- _Do this_: Gather the lines that hold the string "University".

----- Material provided -----

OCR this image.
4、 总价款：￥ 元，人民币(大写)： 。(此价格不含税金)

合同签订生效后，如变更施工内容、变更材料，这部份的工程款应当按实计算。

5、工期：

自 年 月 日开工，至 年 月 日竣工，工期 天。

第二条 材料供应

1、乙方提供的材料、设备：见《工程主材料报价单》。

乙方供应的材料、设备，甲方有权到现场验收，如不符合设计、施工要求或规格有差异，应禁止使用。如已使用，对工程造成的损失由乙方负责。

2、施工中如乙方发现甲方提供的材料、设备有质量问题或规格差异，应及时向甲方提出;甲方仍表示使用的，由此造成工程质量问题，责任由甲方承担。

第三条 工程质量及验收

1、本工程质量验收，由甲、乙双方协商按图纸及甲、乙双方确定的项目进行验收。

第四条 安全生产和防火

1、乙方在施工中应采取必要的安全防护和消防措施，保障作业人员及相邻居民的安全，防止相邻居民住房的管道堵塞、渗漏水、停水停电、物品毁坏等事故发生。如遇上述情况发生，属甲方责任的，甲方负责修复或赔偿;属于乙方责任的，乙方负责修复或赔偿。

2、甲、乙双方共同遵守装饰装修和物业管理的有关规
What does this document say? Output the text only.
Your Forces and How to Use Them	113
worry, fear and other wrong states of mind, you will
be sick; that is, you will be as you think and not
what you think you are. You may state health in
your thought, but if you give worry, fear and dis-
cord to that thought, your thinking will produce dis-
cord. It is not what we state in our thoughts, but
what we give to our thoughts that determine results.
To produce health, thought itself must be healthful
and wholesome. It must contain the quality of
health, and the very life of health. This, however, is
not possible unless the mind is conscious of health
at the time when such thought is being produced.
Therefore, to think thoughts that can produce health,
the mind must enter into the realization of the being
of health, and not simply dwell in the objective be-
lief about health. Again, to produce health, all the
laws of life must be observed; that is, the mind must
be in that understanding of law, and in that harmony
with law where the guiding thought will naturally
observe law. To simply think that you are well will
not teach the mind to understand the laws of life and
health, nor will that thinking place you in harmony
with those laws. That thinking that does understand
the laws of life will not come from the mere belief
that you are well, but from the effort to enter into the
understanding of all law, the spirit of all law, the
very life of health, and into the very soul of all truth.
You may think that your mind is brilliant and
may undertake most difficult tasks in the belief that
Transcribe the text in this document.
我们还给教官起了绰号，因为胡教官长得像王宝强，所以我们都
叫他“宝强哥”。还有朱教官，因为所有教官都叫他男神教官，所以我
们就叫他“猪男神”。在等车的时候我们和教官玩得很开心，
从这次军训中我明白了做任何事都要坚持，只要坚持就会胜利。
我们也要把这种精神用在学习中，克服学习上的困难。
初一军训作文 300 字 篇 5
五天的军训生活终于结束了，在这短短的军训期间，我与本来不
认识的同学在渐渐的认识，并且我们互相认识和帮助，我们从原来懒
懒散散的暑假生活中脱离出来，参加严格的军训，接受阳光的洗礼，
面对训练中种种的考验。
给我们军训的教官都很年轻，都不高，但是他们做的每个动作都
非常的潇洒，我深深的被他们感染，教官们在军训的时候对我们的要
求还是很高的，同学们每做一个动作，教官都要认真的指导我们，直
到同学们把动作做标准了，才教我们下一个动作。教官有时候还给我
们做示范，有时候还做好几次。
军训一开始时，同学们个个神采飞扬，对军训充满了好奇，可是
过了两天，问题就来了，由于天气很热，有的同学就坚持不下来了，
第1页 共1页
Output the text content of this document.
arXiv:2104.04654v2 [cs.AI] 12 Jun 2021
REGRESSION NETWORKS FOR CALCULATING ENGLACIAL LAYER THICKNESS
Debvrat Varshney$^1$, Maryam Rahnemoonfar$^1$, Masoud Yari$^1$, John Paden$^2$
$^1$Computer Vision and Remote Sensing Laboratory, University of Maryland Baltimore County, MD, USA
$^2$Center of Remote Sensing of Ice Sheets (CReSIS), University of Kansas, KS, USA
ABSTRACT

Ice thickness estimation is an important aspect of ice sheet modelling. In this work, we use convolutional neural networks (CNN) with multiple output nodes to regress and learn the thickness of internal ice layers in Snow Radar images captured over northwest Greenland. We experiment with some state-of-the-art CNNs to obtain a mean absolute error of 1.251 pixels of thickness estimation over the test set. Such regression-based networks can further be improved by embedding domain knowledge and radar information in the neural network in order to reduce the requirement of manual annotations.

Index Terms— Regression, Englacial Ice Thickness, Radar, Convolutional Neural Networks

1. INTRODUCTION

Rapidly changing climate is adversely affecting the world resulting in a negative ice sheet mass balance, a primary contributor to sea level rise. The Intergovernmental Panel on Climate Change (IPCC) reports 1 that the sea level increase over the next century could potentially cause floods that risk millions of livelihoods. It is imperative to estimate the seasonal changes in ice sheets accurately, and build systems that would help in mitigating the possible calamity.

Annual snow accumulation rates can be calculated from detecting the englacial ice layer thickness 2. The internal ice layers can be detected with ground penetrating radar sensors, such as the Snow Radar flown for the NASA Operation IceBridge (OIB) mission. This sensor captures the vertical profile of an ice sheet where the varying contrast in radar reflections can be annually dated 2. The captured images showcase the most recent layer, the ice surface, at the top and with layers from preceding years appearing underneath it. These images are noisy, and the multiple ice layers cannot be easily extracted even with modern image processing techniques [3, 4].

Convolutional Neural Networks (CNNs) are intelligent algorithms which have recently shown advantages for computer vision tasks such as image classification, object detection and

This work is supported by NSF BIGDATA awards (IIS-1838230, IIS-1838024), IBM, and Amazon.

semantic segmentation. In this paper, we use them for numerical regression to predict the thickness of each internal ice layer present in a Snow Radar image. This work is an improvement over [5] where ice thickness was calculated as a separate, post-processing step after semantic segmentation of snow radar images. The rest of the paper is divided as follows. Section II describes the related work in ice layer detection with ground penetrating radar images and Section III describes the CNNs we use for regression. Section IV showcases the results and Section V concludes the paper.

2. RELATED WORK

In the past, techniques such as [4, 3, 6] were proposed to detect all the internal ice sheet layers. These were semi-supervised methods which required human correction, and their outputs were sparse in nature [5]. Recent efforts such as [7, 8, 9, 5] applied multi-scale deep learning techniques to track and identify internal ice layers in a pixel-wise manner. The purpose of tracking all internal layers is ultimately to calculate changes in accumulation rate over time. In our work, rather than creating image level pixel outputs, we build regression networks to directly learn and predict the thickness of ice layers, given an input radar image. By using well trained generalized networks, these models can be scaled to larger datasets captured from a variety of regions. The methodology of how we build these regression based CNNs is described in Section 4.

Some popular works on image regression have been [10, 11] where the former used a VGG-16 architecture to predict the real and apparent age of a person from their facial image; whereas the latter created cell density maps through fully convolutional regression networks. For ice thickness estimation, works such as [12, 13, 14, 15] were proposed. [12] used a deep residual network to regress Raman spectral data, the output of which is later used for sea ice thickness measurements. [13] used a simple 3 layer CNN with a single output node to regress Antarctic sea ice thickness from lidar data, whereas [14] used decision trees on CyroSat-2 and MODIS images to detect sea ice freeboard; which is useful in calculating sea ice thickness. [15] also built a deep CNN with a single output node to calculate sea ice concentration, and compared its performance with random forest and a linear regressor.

-----

- _Reply to the task_:
$^1$Computer Vision and Remote Sensing Laboratory, University of Maryland Baltimore County, MD, USA
$^2$Center of Remote Sensing of Ice Sheets (CReSIS), University of Kansas, KS, USA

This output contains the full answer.